:: Records for this task ::
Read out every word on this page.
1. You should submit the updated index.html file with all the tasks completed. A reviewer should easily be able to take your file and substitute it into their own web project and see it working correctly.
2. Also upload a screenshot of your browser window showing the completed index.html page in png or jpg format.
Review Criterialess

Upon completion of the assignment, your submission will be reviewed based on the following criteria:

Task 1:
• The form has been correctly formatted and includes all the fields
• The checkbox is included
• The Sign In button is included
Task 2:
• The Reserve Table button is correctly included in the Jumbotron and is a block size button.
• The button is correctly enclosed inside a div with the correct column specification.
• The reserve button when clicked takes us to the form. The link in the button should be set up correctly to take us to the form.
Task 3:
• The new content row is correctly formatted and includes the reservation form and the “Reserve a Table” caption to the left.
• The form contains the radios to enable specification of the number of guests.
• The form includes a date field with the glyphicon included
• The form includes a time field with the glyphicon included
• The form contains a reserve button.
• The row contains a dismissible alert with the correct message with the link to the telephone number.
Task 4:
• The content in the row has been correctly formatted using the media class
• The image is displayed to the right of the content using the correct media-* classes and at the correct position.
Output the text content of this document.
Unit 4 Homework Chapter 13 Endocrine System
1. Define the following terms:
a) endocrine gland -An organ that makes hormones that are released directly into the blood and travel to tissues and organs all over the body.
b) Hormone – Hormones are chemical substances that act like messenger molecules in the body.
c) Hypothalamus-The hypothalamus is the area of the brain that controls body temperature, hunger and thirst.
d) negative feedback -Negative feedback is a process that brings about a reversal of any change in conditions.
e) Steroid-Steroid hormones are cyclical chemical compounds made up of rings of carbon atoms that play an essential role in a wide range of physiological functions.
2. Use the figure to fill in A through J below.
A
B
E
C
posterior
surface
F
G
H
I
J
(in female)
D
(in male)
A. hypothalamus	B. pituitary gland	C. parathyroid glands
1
:::
§ **What you need to do**:
Which lines contain "take"? Copy each of them.

§ **Full answer**:
1. You should submit the updated index.html file with all the tasks completed. A reviewer should easily be able to take your file and substitute it into their own web project and see it working correctly.
• The reserve button when clicked takes us to the form. The link in the button should be set up correctly to take us to the form.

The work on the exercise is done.